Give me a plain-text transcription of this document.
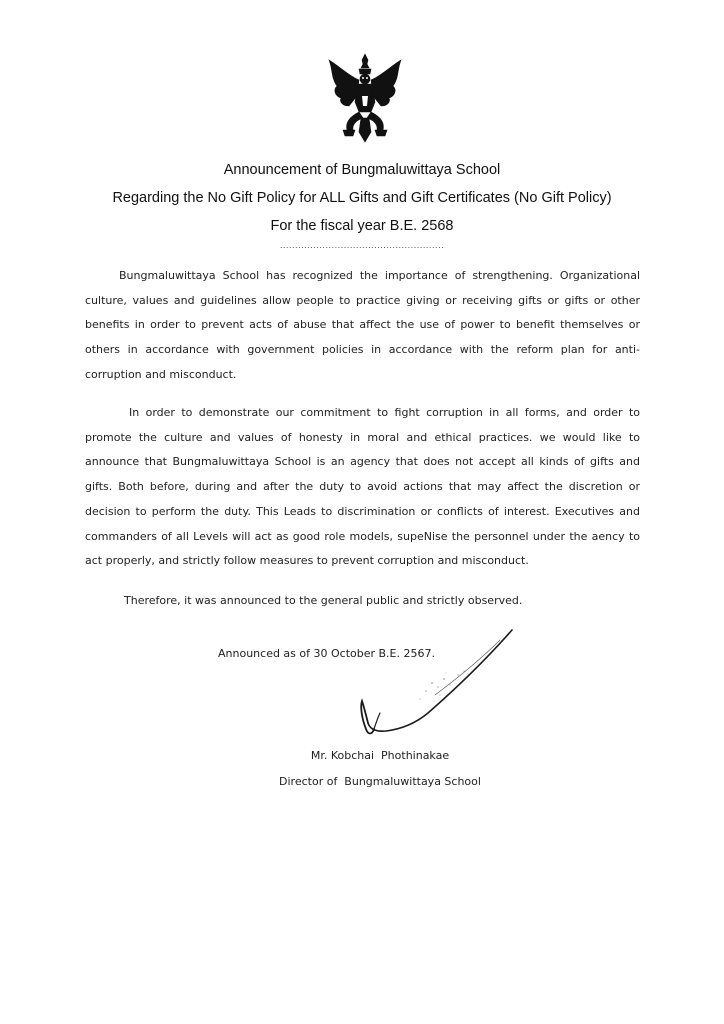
Announcement of Bungmaluwittaya School
Regarding the No Gift Policy for ALL Gifts and Gift Certificates (No Gift Policy)
For the fiscal year B.E. 2568
......................................................

Bungmaluwittaya School has recognized the importance of strengthening. Organizational culture, values and guidelines allow people to practice giving or receiving gifts or gifts or other benefits in order to prevent acts of abuse that affect the use of power to benefit themselves or others in accordance with government policies in accordance with the reform plan for anti-corruption and misconduct.

In order to demonstrate our commitment to fight corruption in all forms, and order to promote the culture and values of honesty in moral and ethical practices. we would like to announce that Bungmaluwittaya School is an agency that does not accept all kinds of gifts and gifts. Both before, during and after the duty to avoid actions that may affect the discretion or decision to perform the duty. This Leads to discrimination or conflicts of interest. Executives and commanders of all Levels will act as good role models, supeNise the personnel under the aency to act properly, and strictly follow measures to prevent corruption and misconduct.

Therefore, it was announced to the general public and strictly observed.
Announced as of 30 October B.E. 2567.
Mr. Kobchai  Phothinakae
Director of  Bungmaluwittaya School
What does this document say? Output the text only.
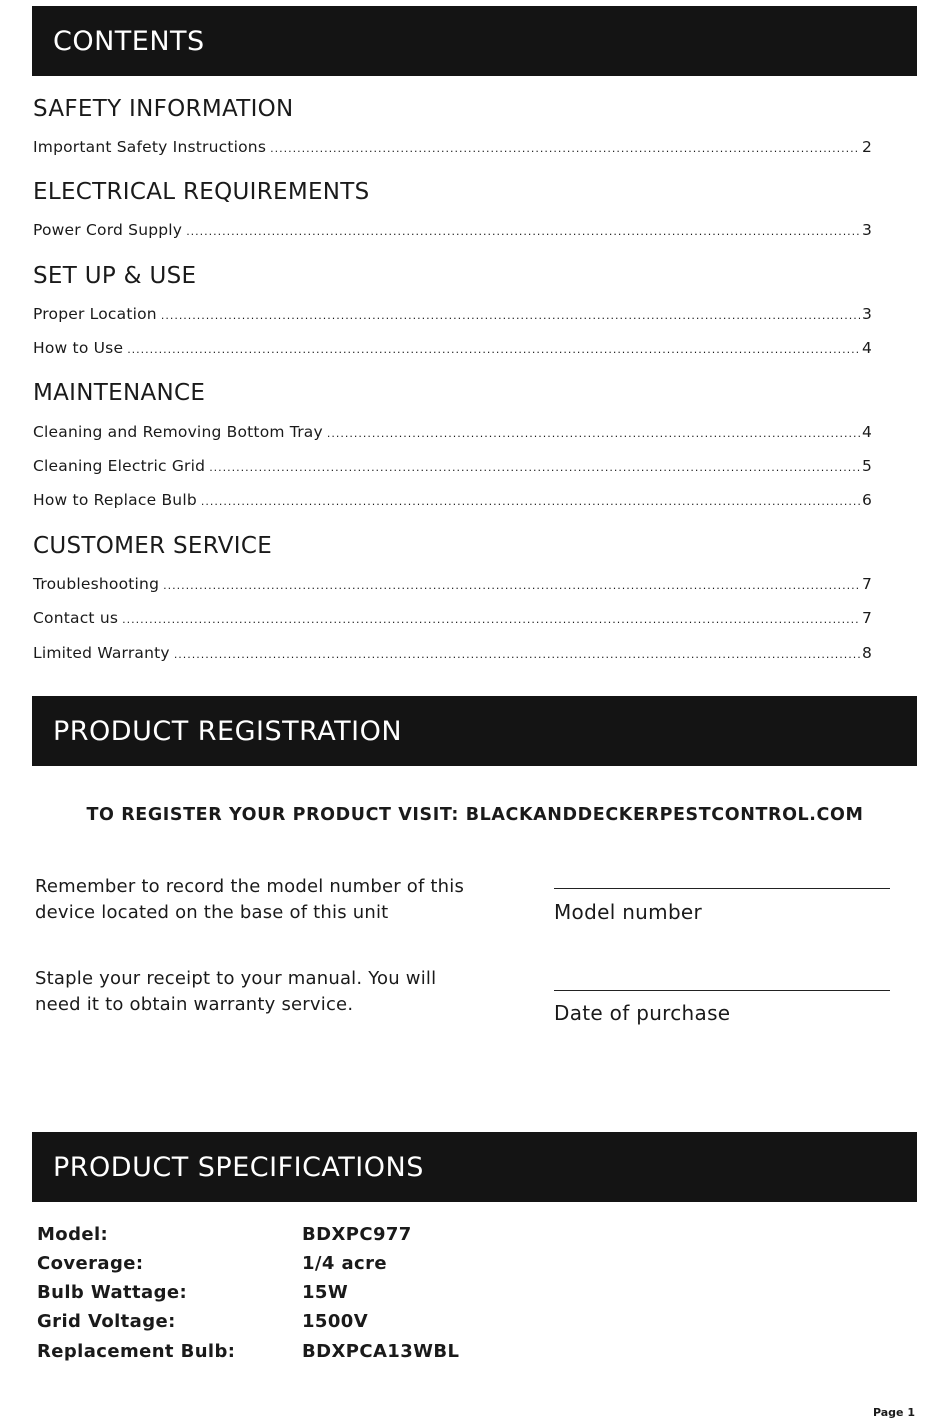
CONTENTS
SAFETY INFORMATION
Important Safety Instructions .....	2
ELECTRICAL REQUIREMENTS
Power Cord Supply .....	3
SET UP & USE
Proper Location .....	3
How to Use .....	4
MAINTENANCE
Cleaning and Removing Bottom Tray .....	4
Cleaning Electric Grid .....	5
How to Replace Bulb .....	6
CUSTOMER SERVICE
Troubleshooting .....	7
Contact us .....	7
Limited Warranty .....	8
PRODUCT REGISTRATION
TO REGISTER YOUR PRODUCT VISIT: BLACKANDDECKERPESTCONTROL.COM
Remember to record the model number of this device located on the base of this unit
Staple your receipt to your manual. You will need it to obtain warranty service.
Model number
Date of purchase
PRODUCT SPECIFICATIONS
Model:	BDXPC977
Coverage:	1/4 acre
Bulb Wattage:	15W
Grid Voltage:	1500V
Replacement Bulb:	BDXPCA13WBL
Page 1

| JOB |
Reproduce the material above exactly, but only from the line with "What does this" through its last line, leaving pictures out.

| TASK OUTPUT |
What does this document say? Output the text only.
CONTENTS
SAFETY INFORMATION
Important Safety Instructions .....	2
ELECTRICAL REQUIREMENTS
Power Cord Supply .....	3
SET UP & USE
Proper Location .....	3
How to Use .....	4
MAINTENANCE
Cleaning and Removing Bottom Tray .....	4
Cleaning Electric Grid .....	5
How to Replace Bulb .....	6
CUSTOMER SERVICE
Troubleshooting .....	7
Contact us .....	7
Limited Warranty .....	8
PRODUCT REGISTRATION
TO REGISTER YOUR PRODUCT VISIT: BLACKANDDECKERPESTCONTROL.COM
Remember to record the model number of this device located on the base of this unit
Staple your receipt to your manual. You will need it to obtain warranty service.
Model number
Date of purchase
PRODUCT SPECIFICATIONS
Model:	BDXPC977
Coverage:	1/4 acre
Bulb Wattage:	15W
Grid Voltage:	1500V
Replacement Bulb:	BDXPCA13WBL
Page 1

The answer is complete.